> **Work to complete**
Produce an exact copy of all the records.

* START Excerpted records *

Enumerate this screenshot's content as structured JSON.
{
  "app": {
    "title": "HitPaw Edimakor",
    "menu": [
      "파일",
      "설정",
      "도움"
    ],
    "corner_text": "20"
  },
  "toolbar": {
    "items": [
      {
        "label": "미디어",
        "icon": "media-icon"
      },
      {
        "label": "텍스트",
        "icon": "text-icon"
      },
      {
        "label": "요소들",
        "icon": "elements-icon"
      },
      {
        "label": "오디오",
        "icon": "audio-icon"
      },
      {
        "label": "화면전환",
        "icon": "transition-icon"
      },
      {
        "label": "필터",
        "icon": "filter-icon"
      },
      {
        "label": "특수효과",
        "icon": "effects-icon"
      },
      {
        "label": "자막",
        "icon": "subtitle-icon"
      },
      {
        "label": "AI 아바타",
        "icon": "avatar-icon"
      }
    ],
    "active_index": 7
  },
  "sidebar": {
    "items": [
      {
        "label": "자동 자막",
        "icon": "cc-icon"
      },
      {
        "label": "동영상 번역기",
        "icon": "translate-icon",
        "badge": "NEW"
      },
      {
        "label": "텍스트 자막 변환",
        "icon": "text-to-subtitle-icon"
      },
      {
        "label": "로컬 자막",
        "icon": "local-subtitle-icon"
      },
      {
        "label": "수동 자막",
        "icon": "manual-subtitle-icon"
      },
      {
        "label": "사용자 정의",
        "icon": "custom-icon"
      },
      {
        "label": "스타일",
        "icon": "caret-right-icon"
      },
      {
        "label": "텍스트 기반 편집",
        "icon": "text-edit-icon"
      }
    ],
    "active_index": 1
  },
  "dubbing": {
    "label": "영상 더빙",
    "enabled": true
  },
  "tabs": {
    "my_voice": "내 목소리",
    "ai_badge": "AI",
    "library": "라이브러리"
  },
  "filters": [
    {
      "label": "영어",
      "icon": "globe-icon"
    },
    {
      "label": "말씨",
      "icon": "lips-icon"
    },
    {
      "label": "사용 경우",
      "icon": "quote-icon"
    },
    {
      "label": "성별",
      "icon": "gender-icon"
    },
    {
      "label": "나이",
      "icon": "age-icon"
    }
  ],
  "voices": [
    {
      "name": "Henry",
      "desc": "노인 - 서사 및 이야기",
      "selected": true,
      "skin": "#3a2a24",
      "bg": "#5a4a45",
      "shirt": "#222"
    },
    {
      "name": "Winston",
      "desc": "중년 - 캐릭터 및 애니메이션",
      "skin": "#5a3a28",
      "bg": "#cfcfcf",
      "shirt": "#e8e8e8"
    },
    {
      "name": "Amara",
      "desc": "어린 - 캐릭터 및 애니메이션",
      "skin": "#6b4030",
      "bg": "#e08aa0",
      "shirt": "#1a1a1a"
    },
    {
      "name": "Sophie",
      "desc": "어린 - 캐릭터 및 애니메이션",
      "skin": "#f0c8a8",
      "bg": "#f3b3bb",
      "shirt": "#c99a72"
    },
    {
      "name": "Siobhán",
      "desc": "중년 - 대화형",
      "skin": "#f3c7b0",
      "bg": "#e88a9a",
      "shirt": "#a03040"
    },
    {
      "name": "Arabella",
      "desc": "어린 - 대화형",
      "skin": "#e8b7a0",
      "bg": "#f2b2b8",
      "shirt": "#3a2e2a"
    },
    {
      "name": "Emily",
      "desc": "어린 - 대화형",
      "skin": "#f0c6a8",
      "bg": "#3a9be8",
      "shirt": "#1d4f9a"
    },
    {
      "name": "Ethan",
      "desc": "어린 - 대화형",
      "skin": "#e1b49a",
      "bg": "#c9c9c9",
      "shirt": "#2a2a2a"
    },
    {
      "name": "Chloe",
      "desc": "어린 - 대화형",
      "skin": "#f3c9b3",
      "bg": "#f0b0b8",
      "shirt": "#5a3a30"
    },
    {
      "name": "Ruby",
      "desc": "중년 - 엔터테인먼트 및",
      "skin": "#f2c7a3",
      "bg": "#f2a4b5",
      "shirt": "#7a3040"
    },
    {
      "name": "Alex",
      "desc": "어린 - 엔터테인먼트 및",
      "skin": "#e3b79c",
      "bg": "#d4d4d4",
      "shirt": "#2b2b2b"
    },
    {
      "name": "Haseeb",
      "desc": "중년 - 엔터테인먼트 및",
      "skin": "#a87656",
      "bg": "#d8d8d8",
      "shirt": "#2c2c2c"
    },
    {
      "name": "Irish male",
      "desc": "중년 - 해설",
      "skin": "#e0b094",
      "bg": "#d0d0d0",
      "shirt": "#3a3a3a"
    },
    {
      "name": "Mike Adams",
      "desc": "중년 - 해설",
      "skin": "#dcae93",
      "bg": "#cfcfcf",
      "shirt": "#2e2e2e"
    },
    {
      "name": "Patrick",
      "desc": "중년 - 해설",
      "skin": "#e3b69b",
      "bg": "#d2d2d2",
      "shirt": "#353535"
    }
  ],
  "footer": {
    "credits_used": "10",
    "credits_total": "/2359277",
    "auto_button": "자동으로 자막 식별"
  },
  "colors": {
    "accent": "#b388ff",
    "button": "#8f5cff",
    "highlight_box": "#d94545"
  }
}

* END Excerpted records *

> **The output**
Enumerate this screenshot's content as structured JSON.
{
  "app": {
    "title": "HitPaw Edimakor",
    "menu": [
      "파일",
      "설정",
      "도움"
    ],
    "corner_text": "20"
  },
  "toolbar": {
    "items": [
      {
        "label": "미디어",
        "icon": "media-icon"
      },
      {
        "label": "텍스트",
        "icon": "text-icon"
      },
      {
        "label": "요소들",
        "icon": "elements-icon"
      },
      {
        "label": "오디오",
        "icon": "audio-icon"
      },
      {
        "label": "화면전환",
        "icon": "transition-icon"
      },
      {
        "label": "필터",
        "icon": "filter-icon"
      },
      {
        "label": "특수효과",
        "icon": "effects-icon"
      },
      {
        "label": "자막",
        "icon": "subtitle-icon"
      },
      {
        "label": "AI 아바타",
        "icon": "avatar-icon"
      }
    ],
    "active_index": 7
  },
  "sidebar": {
    "items": [
      {
        "label": "자동 자막",
        "icon": "cc-icon"
      },
      {
        "label": "동영상 번역기",
        "icon": "translate-icon",
        "badge": "NEW"
      },
      {
        "label": "텍스트 자막 변환",
        "icon": "text-to-subtitle-icon"
      },
      {
        "label": "로컬 자막",
        "icon": "local-subtitle-icon"
      },
      {
        "label": "수동 자막",
        "icon": "manual-subtitle-icon"
      },
      {
        "label": "사용자 정의",
        "icon": "custom-icon"
      },
      {
        "label": "스타일",
        "icon": "caret-right-icon"
      },
      {
        "label": "텍스트 기반 편집",
        "icon": "text-edit-icon"
      }
    ],
    "active_index": 1
  },
  "dubbing": {
    "label": "영상 더빙",
    "enabled": true
  },
  "tabs": {
    "my_voice": "내 목소리",
    "ai_badge": "AI",
    "library": "라이브러리"
  },
  "filters": [
    {
      "label": "영어",
      "icon": "globe-icon"
    },
    {
      "label": "말씨",
      "icon": "lips-icon"
    },
    {
      "label": "사용 경우",
      "icon": "quote-icon"
    },
    {
      "label": "성별",
      "icon": "gender-icon"
    },
    {
      "label": "나이",
      "icon": "age-icon"
    }
  ],
  "voices": [
    {
      "name": "Henry",
      "desc": "노인 - 서사 및 이야기",
      "selected": true,
      "skin": "#3a2a24",
      "bg": "#5a4a45",
      "shirt": "#222"
    },
    {
      "name": "Winston",
      "desc": "중년 - 캐릭터 및 애니메이션",
      "skin": "#5a3a28",
      "bg": "#cfcfcf",
      "shirt": "#e8e8e8"
    },
    {
      "name": "Amara",
      "desc": "어린 - 캐릭터 및 애니메이션",
      "skin": "#6b4030",
      "bg": "#e08aa0",
      "shirt": "#1a1a1a"
    },
    {
      "name": "Sophie",
      "desc": "어린 - 캐릭터 및 애니메이션",
      "skin": "#f0c8a8",
      "bg": "#f3b3bb",
      "shirt": "#c99a72"
    },
    {
      "name": "Siobhán",
      "desc": "중년 - 대화형",
      "skin": "#f3c7b0",
      "bg": "#e88a9a",
      "shirt": "#a03040"
    },
    {
      "name": "Arabella",
      "desc": "어린 - 대화형",
      "skin": "#e8b7a0",
      "bg": "#f2b2b8",
      "shirt": "#3a2e2a"
    },
    {
      "name": "Emily",
      "desc": "어린 - 대화형",
      "skin": "#f0c6a8",
      "bg": "#3a9be8",
      "shirt": "#1d4f9a"
    },
    {
      "name": "Ethan",
      "desc": "어린 - 대화형",
      "skin": "#e1b49a",
      "bg": "#c9c9c9",
      "shirt": "#2a2a2a"
    },
    {
      "name": "Chloe",
      "desc": "어린 - 대화형",
      "skin": "#f3c9b3",
      "bg": "#f0b0b8",
      "shirt": "#5a3a30"
    },
    {
      "name": "Ruby",
      "desc": "중년 - 엔터테인먼트 및",
      "skin": "#f2c7a3",
      "bg": "#f2a4b5",
      "shirt": "#7a3040"
    },
    {
      "name": "Alex",
      "desc": "어린 - 엔터테인먼트 및",
      "skin": "#e3b79c",
      "bg": "#d4d4d4",
      "shirt": "#2b2b2b"
    },
    {
      "name": "Haseeb",
      "desc": "중년 - 엔터테인먼트 및",
      "skin": "#a87656",
      "bg": "#d8d8d8",
      "shirt": "#2c2c2c"
    },
    {
      "name": "Irish male",
      "desc": "중년 - 해설",
      "skin": "#e0b094",
      "bg": "#d0d0d0",
      "shirt": "#3a3a3a"
    },
    {
      "name": "Mike Adams",
      "desc": "중년 - 해설",
      "skin": "#dcae93",
      "bg": "#cfcfcf",
      "shirt": "#2e2e2e"
    },
    {
      "name": "Patrick",
      "desc": "중년 - 해설",
      "skin": "#e3b69b",
      "bg": "#d2d2d2",
      "shirt": "#353535"
    }
  ],
  "footer": {
    "credits_used": "10",
    "credits_total": "/2359277",
    "auto_button": "자동으로 자막 식별"
  },
  "colors": {
    "accent": "#b388ff",
    "button": "#8f5cff",
    "highlight_box": "#d94545"
  }
}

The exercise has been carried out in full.